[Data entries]
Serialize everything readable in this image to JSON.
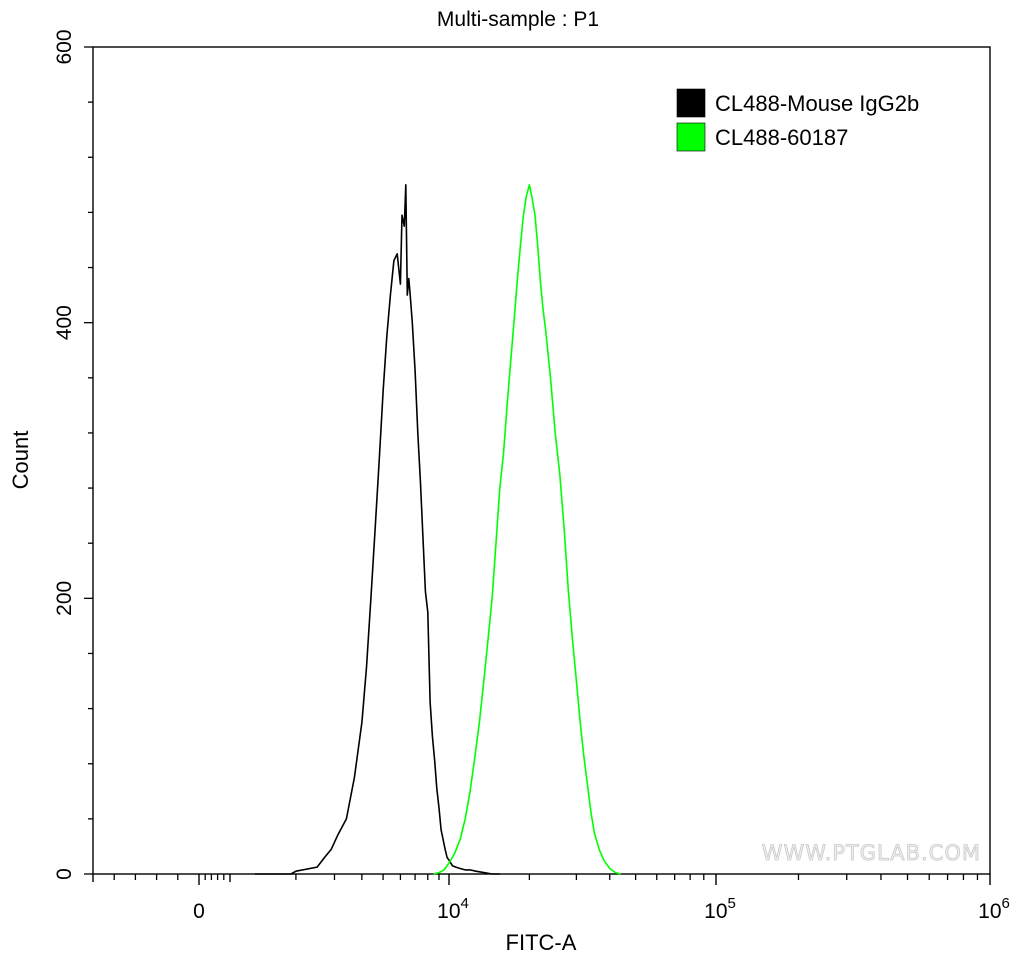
{
  "chart_data": {
    "type": "line",
    "title": "Multi-sample : P1",
    "xlabel": "FITC-A",
    "ylabel": "Count",
    "x_scale": "biexponential",
    "ylim": [
      0,
      600
    ],
    "y_ticks": [
      {
        "value": 0,
        "label": "0"
      },
      {
        "value": 200,
        "label": "200"
      },
      {
        "value": 400,
        "label": "400"
      },
      {
        "value": 600,
        "label": "600"
      }
    ],
    "x_ticks": [
      {
        "value": 0,
        "label": "0",
        "base": "",
        "exp": ""
      },
      {
        "value": 10000,
        "label": "10^4",
        "base": "10",
        "exp": "4"
      },
      {
        "value": 100000,
        "label": "10^5",
        "base": "10",
        "exp": "5"
      },
      {
        "value": 1000000,
        "label": "10^6",
        "base": "10",
        "exp": "6"
      }
    ],
    "grid": false,
    "legend_position": "top-right",
    "series": [
      {
        "name": "CL488-Mouse IgG2b",
        "color": "#000000",
        "points": [
          [
            1300,
            0
          ],
          [
            1900,
            0
          ],
          [
            2000,
            2
          ],
          [
            2500,
            5
          ],
          [
            2700,
            12
          ],
          [
            2900,
            18
          ],
          [
            3100,
            28
          ],
          [
            3400,
            40
          ],
          [
            3700,
            70
          ],
          [
            4000,
            110
          ],
          [
            4200,
            150
          ],
          [
            4400,
            200
          ],
          [
            4600,
            250
          ],
          [
            4800,
            300
          ],
          [
            5000,
            350
          ],
          [
            5200,
            390
          ],
          [
            5400,
            420
          ],
          [
            5600,
            445
          ],
          [
            5800,
            450
          ],
          [
            6000,
            428
          ],
          [
            6100,
            478
          ],
          [
            6250,
            470
          ],
          [
            6350,
            500
          ],
          [
            6450,
            420
          ],
          [
            6550,
            432
          ],
          [
            6650,
            420
          ],
          [
            6800,
            400
          ],
          [
            7000,
            365
          ],
          [
            7200,
            320
          ],
          [
            7400,
            285
          ],
          [
            7600,
            245
          ],
          [
            7800,
            205
          ],
          [
            8000,
            190
          ],
          [
            8200,
            125
          ],
          [
            8400,
            100
          ],
          [
            8600,
            82
          ],
          [
            8800,
            62
          ],
          [
            9000,
            48
          ],
          [
            9200,
            32
          ],
          [
            9400,
            25
          ],
          [
            9600,
            18
          ],
          [
            9800,
            12
          ],
          [
            10000,
            10
          ],
          [
            10300,
            6
          ],
          [
            10600,
            5
          ],
          [
            11000,
            4
          ],
          [
            11500,
            3
          ],
          [
            12000,
            3
          ],
          [
            12600,
            2
          ],
          [
            13500,
            1
          ],
          [
            14500,
            0
          ],
          [
            15500,
            0
          ]
        ]
      },
      {
        "name": "CL488-60187",
        "color": "#00ff00",
        "points": [
          [
            8500,
            0
          ],
          [
            9000,
            1
          ],
          [
            9500,
            3
          ],
          [
            10000,
            8
          ],
          [
            10500,
            15
          ],
          [
            11000,
            25
          ],
          [
            11500,
            40
          ],
          [
            12000,
            60
          ],
          [
            12500,
            85
          ],
          [
            13000,
            110
          ],
          [
            13500,
            140
          ],
          [
            14000,
            170
          ],
          [
            14500,
            200
          ],
          [
            15000,
            240
          ],
          [
            15500,
            280
          ],
          [
            16000,
            305
          ],
          [
            16500,
            340
          ],
          [
            17000,
            370
          ],
          [
            17500,
            400
          ],
          [
            18000,
            430
          ],
          [
            18500,
            455
          ],
          [
            19000,
            478
          ],
          [
            19500,
            492
          ],
          [
            20000,
            500
          ],
          [
            20500,
            490
          ],
          [
            21000,
            478
          ],
          [
            21500,
            455
          ],
          [
            22000,
            430
          ],
          [
            22500,
            410
          ],
          [
            23000,
            395
          ],
          [
            24000,
            360
          ],
          [
            25000,
            320
          ],
          [
            26000,
            290
          ],
          [
            27000,
            250
          ],
          [
            28000,
            205
          ],
          [
            29000,
            170
          ],
          [
            30000,
            140
          ],
          [
            31000,
            110
          ],
          [
            32000,
            85
          ],
          [
            33000,
            65
          ],
          [
            34000,
            45
          ],
          [
            35000,
            30
          ],
          [
            36500,
            18
          ],
          [
            38000,
            10
          ],
          [
            40000,
            4
          ],
          [
            42000,
            1
          ],
          [
            44000,
            0
          ]
        ]
      }
    ]
  },
  "watermark": "WWW.PTGLAB.COM"
}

* [Set problem]: Pictures in the records must not appear in the copy; transcribe everything else precisely.

* [Answer]:
Serialize everything readable in this image to JSON.
{
  "chart_data": {
    "type": "line",
    "title": "Multi-sample : P1",
    "xlabel": "FITC-A",
    "ylabel": "Count",
    "x_scale": "biexponential",
    "ylim": [
      0,
      600
    ],
    "y_ticks": [
      {
        "value": 0,
        "label": "0"
      },
      {
        "value": 200,
        "label": "200"
      },
      {
        "value": 400,
        "label": "400"
      },
      {
        "value": 600,
        "label": "600"
      }
    ],
    "x_ticks": [
      {
        "value": 0,
        "label": "0",
        "base": "",
        "exp": ""
      },
      {
        "value": 10000,
        "label": "10^4",
        "base": "10",
        "exp": "4"
      },
      {
        "value": 100000,
        "label": "10^5",
        "base": "10",
        "exp": "5"
      },
      {
        "value": 1000000,
        "label": "10^6",
        "base": "10",
        "exp": "6"
      }
    ],
    "grid": false,
    "legend_position": "top-right",
    "series": [
      {
        "name": "CL488-Mouse IgG2b",
        "color": "#000000",
        "points": [
          [
            1300,
            0
          ],
          [
            1900,
            0
          ],
          [
            2000,
            2
          ],
          [
            2500,
            5
          ],
          [
            2700,
            12
          ],
          [
            2900,
            18
          ],
          [
            3100,
            28
          ],
          [
            3400,
            40
          ],
          [
            3700,
            70
          ],
          [
            4000,
            110
          ],
          [
            4200,
            150
          ],
          [
            4400,
            200
          ],
          [
            4600,
            250
          ],
          [
            4800,
            300
          ],
          [
            5000,
            350
          ],
          [
            5200,
            390
          ],
          [
            5400,
            420
          ],
          [
            5600,
            445
          ],
          [
            5800,
            450
          ],
          [
            6000,
            428
          ],
          [
            6100,
            478
          ],
          [
            6250,
            470
          ],
          [
            6350,
            500
          ],
          [
            6450,
            420
          ],
          [
            6550,
            432
          ],
          [
            6650,
            420
          ],
          [
            6800,
            400
          ],
          [
            7000,
            365
          ],
          [
            7200,
            320
          ],
          [
            7400,
            285
          ],
          [
            7600,
            245
          ],
          [
            7800,
            205
          ],
          [
            8000,
            190
          ],
          [
            8200,
            125
          ],
          [
            8400,
            100
          ],
          [
            8600,
            82
          ],
          [
            8800,
            62
          ],
          [
            9000,
            48
          ],
          [
            9200,
            32
          ],
          [
            9400,
            25
          ],
          [
            9600,
            18
          ],
          [
            9800,
            12
          ],
          [
            10000,
            10
          ],
          [
            10300,
            6
          ],
          [
            10600,
            5
          ],
          [
            11000,
            4
          ],
          [
            11500,
            3
          ],
          [
            12000,
            3
          ],
          [
            12600,
            2
          ],
          [
            13500,
            1
          ],
          [
            14500,
            0
          ],
          [
            15500,
            0
          ]
        ]
      },
      {
        "name": "CL488-60187",
        "color": "#00ff00",
        "points": [
          [
            8500,
            0
          ],
          [
            9000,
            1
          ],
          [
            9500,
            3
          ],
          [
            10000,
            8
          ],
          [
            10500,
            15
          ],
          [
            11000,
            25
          ],
          [
            11500,
            40
          ],
          [
            12000,
            60
          ],
          [
            12500,
            85
          ],
          [
            13000,
            110
          ],
          [
            13500,
            140
          ],
          [
            14000,
            170
          ],
          [
            14500,
            200
          ],
          [
            15000,
            240
          ],
          [
            15500,
            280
          ],
          [
            16000,
            305
          ],
          [
            16500,
            340
          ],
          [
            17000,
            370
          ],
          [
            17500,
            400
          ],
          [
            18000,
            430
          ],
          [
            18500,
            455
          ],
          [
            19000,
            478
          ],
          [
            19500,
            492
          ],
          [
            20000,
            500
          ],
          [
            20500,
            490
          ],
          [
            21000,
            478
          ],
          [
            21500,
            455
          ],
          [
            22000,
            430
          ],
          [
            22500,
            410
          ],
          [
            23000,
            395
          ],
          [
            24000,
            360
          ],
          [
            25000,
            320
          ],
          [
            26000,
            290
          ],
          [
            27000,
            250
          ],
          [
            28000,
            205
          ],
          [
            29000,
            170
          ],
          [
            30000,
            140
          ],
          [
            31000,
            110
          ],
          [
            32000,
            85
          ],
          [
            33000,
            65
          ],
          [
            34000,
            45
          ],
          [
            35000,
            30
          ],
          [
            36500,
            18
          ],
          [
            38000,
            10
          ],
          [
            40000,
            4
          ],
          [
            42000,
            1
          ],
          [
            44000,
            0
          ]
        ]
      }
    ]
  },
  "watermark": "WWW.PTGLAB.COM"
}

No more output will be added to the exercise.